### Goal:
Copy each of the following entries line for line, without changing any character.

[Bounding box annotations]
○ ○ ○ ○ ○ ○ ○

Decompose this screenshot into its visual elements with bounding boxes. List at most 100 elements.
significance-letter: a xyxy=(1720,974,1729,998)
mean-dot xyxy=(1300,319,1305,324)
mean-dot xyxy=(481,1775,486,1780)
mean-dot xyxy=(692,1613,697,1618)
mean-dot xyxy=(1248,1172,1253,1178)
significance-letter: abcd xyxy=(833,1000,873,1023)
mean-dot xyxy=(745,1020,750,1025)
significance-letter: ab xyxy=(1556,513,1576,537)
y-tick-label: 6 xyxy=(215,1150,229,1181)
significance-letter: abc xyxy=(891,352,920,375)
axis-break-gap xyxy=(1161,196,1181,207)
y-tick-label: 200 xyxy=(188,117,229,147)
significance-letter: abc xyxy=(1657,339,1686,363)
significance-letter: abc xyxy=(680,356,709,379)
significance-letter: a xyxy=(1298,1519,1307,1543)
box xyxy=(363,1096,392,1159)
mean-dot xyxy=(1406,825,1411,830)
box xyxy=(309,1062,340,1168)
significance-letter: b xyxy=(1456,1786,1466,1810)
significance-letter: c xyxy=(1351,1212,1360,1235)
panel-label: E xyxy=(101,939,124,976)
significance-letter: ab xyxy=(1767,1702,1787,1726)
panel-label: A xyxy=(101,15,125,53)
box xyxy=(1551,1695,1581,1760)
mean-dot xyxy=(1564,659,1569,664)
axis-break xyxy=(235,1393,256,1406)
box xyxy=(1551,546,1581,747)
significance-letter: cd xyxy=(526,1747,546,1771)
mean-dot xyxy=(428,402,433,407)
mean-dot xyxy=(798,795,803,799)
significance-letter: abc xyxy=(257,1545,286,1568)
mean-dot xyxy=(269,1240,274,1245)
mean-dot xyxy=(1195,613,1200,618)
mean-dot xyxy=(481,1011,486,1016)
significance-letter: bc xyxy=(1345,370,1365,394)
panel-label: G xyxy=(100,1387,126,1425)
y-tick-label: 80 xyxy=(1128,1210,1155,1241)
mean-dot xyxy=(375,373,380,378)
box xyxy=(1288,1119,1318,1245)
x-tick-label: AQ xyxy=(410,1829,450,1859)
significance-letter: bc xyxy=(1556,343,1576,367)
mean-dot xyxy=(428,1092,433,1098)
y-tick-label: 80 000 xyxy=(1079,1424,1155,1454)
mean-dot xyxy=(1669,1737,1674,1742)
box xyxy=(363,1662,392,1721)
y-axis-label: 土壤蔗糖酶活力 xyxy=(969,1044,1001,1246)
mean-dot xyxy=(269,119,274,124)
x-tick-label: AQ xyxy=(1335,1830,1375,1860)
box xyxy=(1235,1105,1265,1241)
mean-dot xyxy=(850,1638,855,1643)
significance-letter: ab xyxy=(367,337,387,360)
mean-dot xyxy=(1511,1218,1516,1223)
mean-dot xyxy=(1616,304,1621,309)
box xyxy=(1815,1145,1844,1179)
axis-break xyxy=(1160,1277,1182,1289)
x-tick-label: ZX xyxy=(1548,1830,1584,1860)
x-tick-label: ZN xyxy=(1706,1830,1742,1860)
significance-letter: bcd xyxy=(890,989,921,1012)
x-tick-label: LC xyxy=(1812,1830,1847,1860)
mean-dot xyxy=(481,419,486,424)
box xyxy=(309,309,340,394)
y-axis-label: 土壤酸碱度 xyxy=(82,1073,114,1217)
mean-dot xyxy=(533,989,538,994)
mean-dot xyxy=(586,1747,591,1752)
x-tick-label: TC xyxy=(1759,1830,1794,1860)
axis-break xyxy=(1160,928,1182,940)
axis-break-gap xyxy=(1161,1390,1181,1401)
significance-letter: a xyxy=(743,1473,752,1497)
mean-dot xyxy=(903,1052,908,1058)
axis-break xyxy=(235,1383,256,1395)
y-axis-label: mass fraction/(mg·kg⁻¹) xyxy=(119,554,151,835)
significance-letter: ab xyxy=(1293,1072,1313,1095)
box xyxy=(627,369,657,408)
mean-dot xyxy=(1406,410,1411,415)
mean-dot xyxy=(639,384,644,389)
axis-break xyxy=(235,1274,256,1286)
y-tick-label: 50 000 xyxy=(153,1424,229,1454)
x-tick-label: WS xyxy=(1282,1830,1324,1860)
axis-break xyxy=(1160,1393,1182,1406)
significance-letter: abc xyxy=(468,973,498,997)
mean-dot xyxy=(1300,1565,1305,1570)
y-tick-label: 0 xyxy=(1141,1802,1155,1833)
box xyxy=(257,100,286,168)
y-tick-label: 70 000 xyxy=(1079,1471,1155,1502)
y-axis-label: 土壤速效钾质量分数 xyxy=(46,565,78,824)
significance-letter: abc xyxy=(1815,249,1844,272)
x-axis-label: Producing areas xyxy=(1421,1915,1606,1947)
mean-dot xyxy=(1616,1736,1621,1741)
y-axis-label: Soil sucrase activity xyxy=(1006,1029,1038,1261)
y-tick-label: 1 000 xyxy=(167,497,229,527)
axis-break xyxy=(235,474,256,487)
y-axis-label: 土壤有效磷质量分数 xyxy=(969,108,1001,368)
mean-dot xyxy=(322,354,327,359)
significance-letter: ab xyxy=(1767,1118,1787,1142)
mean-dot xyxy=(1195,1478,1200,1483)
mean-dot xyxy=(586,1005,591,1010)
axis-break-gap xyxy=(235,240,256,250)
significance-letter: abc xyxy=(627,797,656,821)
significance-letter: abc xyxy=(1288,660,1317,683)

○ ○ ○ ○ ○ ○ ○

### Response:
Decompose this screenshot into its visual elements with bounding boxes. List at most 100 elements.
significance-letter: a xyxy=(1720,974,1729,998)
mean-dot xyxy=(1300,319,1305,324)
mean-dot xyxy=(481,1775,486,1780)
mean-dot xyxy=(692,1613,697,1618)
mean-dot xyxy=(1248,1172,1253,1178)
significance-letter: abcd xyxy=(833,1000,873,1023)
mean-dot xyxy=(745,1020,750,1025)
significance-letter: ab xyxy=(1556,513,1576,537)
y-tick-label: 6 xyxy=(215,1150,229,1181)
significance-letter: abc xyxy=(891,352,920,375)
axis-break-gap xyxy=(1161,196,1181,207)
y-tick-label: 200 xyxy=(188,117,229,147)
significance-letter: abc xyxy=(1657,339,1686,363)
significance-letter: abc xyxy=(680,356,709,379)
significance-letter: a xyxy=(1298,1519,1307,1543)
box xyxy=(363,1096,392,1159)
mean-dot xyxy=(1406,825,1411,830)
box xyxy=(309,1062,340,1168)
significance-letter: b xyxy=(1456,1786,1466,1810)
significance-letter: c xyxy=(1351,1212,1360,1235)
panel-label: E xyxy=(101,939,124,976)
significance-letter: ab xyxy=(1767,1702,1787,1726)
panel-label: A xyxy=(101,15,125,53)
box xyxy=(1551,1695,1581,1760)
mean-dot xyxy=(1564,659,1569,664)
axis-break xyxy=(235,1393,256,1406)
box xyxy=(1551,546,1581,747)
significance-letter: cd xyxy=(526,1747,546,1771)
mean-dot xyxy=(428,402,433,407)
mean-dot xyxy=(798,795,803,799)
significance-letter: abc xyxy=(257,1545,286,1568)
mean-dot xyxy=(269,1240,274,1245)
mean-dot xyxy=(1195,613,1200,618)
mean-dot xyxy=(481,1011,486,1016)
significance-letter: bc xyxy=(1345,370,1365,394)
panel-label: G xyxy=(100,1387,126,1425)
y-tick-label: 80 xyxy=(1128,1210,1155,1241)
mean-dot xyxy=(375,373,380,378)
box xyxy=(1288,1119,1318,1245)
x-tick-label: AQ xyxy=(410,1829,450,1859)
significance-letter: bc xyxy=(1556,343,1576,367)
mean-dot xyxy=(428,1092,433,1098)
y-tick-label: 80 000 xyxy=(1079,1424,1155,1454)
mean-dot xyxy=(1669,1737,1674,1742)
box xyxy=(363,1662,392,1721)
y-axis-label: 土壤蔗糖酶活力 xyxy=(969,1044,1001,1246)
mean-dot xyxy=(269,119,274,124)
x-tick-label: AQ xyxy=(1335,1830,1375,1860)
box xyxy=(1235,1105,1265,1241)
mean-dot xyxy=(850,1638,855,1643)
significance-letter: ab xyxy=(367,337,387,360)
mean-dot xyxy=(1511,1218,1516,1223)
mean-dot xyxy=(1616,304,1621,309)
box xyxy=(1815,1145,1844,1179)
axis-break xyxy=(1160,1277,1182,1289)
x-tick-label: ZX xyxy=(1548,1830,1584,1860)
x-tick-label: ZN xyxy=(1706,1830,1742,1860)
significance-letter: bcd xyxy=(890,989,921,1012)
x-tick-label: LC xyxy=(1812,1830,1847,1860)
mean-dot xyxy=(481,419,486,424)
box xyxy=(309,309,340,394)
y-axis-label: 土壤酸碱度 xyxy=(82,1073,114,1217)
mean-dot xyxy=(533,989,538,994)
mean-dot xyxy=(586,1747,591,1752)
x-tick-label: TC xyxy=(1759,1830,1794,1860)
axis-break xyxy=(1160,928,1182,940)
axis-break-gap xyxy=(1161,1390,1181,1401)
significance-letter: a xyxy=(743,1473,752,1497)
mean-dot xyxy=(903,1052,908,1058)
axis-break xyxy=(235,1383,256,1395)
y-axis-label: mass fraction/(mg·kg⁻¹) xyxy=(119,554,151,835)
significance-letter: ab xyxy=(1293,1072,1313,1095)
box xyxy=(627,369,657,408)
mean-dot xyxy=(1406,410,1411,415)
mean-dot xyxy=(639,384,644,389)
axis-break xyxy=(235,1274,256,1286)
y-tick-label: 50 000 xyxy=(153,1424,229,1454)
x-tick-label: WS xyxy=(1282,1830,1324,1860)
axis-break xyxy=(1160,1393,1182,1406)
significance-letter: abc xyxy=(468,973,498,997)
mean-dot xyxy=(1300,1565,1305,1570)
y-tick-label: 0 xyxy=(1141,1802,1155,1833)
box xyxy=(257,100,286,168)
y-tick-label: 70 000 xyxy=(1079,1471,1155,1502)
y-axis-label: 土壤速效钾质量分数 xyxy=(46,565,78,824)
significance-letter: abc xyxy=(1815,249,1844,272)
x-axis-label: Producing areas xyxy=(1421,1915,1606,1947)
mean-dot xyxy=(1616,1736,1621,1741)
y-axis-label: Soil sucrase activity xyxy=(1006,1029,1038,1261)
y-tick-label: 1 000 xyxy=(167,497,229,527)
axis-break xyxy=(235,474,256,487)
y-axis-label: 土壤有效磷质量分数 xyxy=(969,108,1001,368)
mean-dot xyxy=(322,354,327,359)
significance-letter: ab xyxy=(1767,1118,1787,1142)
mean-dot xyxy=(1195,1478,1200,1483)
mean-dot xyxy=(586,1005,591,1010)
axis-break-gap xyxy=(235,240,256,250)
significance-letter: abc xyxy=(627,797,656,821)
significance-letter: abc xyxy=(1288,660,1317,683)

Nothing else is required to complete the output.